Short task:
Reproduce the material exactly, omitting nothing.

Material provided:
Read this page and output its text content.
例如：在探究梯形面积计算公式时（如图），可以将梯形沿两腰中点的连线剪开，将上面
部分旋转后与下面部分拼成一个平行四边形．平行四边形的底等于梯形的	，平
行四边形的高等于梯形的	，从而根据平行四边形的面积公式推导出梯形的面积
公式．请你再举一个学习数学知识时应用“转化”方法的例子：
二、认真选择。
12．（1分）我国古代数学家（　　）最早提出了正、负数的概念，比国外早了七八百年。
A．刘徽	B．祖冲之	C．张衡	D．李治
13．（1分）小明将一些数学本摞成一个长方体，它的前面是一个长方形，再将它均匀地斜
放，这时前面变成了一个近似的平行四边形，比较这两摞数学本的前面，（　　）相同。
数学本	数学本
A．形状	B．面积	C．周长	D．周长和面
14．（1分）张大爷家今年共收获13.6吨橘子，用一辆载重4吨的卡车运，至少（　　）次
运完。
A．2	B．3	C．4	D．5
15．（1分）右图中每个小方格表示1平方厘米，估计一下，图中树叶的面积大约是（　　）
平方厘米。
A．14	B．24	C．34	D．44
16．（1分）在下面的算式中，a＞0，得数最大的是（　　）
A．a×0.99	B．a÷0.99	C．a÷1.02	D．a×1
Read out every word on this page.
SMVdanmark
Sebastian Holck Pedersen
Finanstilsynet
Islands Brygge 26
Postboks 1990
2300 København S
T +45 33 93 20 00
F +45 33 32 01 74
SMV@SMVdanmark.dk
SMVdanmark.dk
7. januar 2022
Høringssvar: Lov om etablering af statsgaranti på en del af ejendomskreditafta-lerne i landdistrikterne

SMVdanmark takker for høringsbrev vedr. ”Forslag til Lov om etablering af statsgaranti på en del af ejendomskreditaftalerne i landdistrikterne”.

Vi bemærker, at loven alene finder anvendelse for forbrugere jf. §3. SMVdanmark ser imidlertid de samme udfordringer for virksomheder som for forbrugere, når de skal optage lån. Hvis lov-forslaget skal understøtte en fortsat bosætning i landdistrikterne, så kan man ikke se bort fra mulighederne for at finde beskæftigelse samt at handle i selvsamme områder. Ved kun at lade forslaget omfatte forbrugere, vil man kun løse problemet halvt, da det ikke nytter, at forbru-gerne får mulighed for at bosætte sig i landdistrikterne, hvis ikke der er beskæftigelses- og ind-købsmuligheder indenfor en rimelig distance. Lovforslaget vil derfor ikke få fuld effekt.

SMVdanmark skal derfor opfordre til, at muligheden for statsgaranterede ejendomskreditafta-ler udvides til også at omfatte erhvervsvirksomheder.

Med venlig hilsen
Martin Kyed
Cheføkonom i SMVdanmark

Output for this exercise:
Read this page and output its text content.
例如：在探究梯形面积计算公式时（如图），可以将梯形沿两腰中点的连线剪开，将上面
部分旋转后与下面部分拼成一个平行四边形．平行四边形的底等于梯形的	，平
行四边形的高等于梯形的	，从而根据平行四边形的面积公式推导出梯形的面积
公式．请你再举一个学习数学知识时应用“转化”方法的例子：
二、认真选择。
12．（1分）我国古代数学家（　　）最早提出了正、负数的概念，比国外早了七八百年。
A．刘徽	B．祖冲之	C．张衡	D．李治
13．（1分）小明将一些数学本摞成一个长方体，它的前面是一个长方形，再将它均匀地斜
放，这时前面变成了一个近似的平行四边形，比较这两摞数学本的前面，（　　）相同。
数学本	数学本
A．形状	B．面积	C．周长	D．周长和面
14．（1分）张大爷家今年共收获13.6吨橘子，用一辆载重4吨的卡车运，至少（　　）次
运完。
A．2	B．3	C．4	D．5
15．（1分）右图中每个小方格表示1平方厘米，估计一下，图中树叶的面积大约是（　　）
平方厘米。
A．14	B．24	C．34	D．44
16．（1分）在下面的算式中，a＞0，得数最大的是（　　）
A．a×0.99	B．a÷0.99	C．a÷1.02	D．a×1
Read out every word on this page.
SMVdanmark
Sebastian Holck Pedersen
Finanstilsynet
Islands Brygge 26
Postboks 1990
2300 København S
T +45 33 93 20 00
F +45 33 32 01 74
SMV@SMVdanmark.dk
SMVdanmark.dk
7. januar 2022
Høringssvar: Lov om etablering af statsgaranti på en del af ejendomskreditafta-lerne i landdistrikterne

SMVdanmark takker for høringsbrev vedr. ”Forslag til Lov om etablering af statsgaranti på en del af ejendomskreditaftalerne i landdistrikterne”.

Vi bemærker, at loven alene finder anvendelse for forbrugere jf. §3. SMVdanmark ser imidlertid de samme udfordringer for virksomheder som for forbrugere, når de skal optage lån. Hvis lov-forslaget skal understøtte en fortsat bosætning i landdistrikterne, så kan man ikke se bort fra mulighederne for at finde beskæftigelse samt at handle i selvsamme områder. Ved kun at lade forslaget omfatte forbrugere, vil man kun løse problemet halvt, da det ikke nytter, at forbru-gerne får mulighed for at bosætte sig i landdistrikterne, hvis ikke der er beskæftigelses- og ind-købsmuligheder indenfor en rimelig distance. Lovforslaget vil derfor ikke få fuld effekt.

SMVdanmark skal derfor opfordre til, at muligheden for statsgaranterede ejendomskreditafta-ler udvides til også at omfatte erhvervsvirksomheder.

Med venlig hilsen
Martin Kyed
Cheføkonom i SMVdanmark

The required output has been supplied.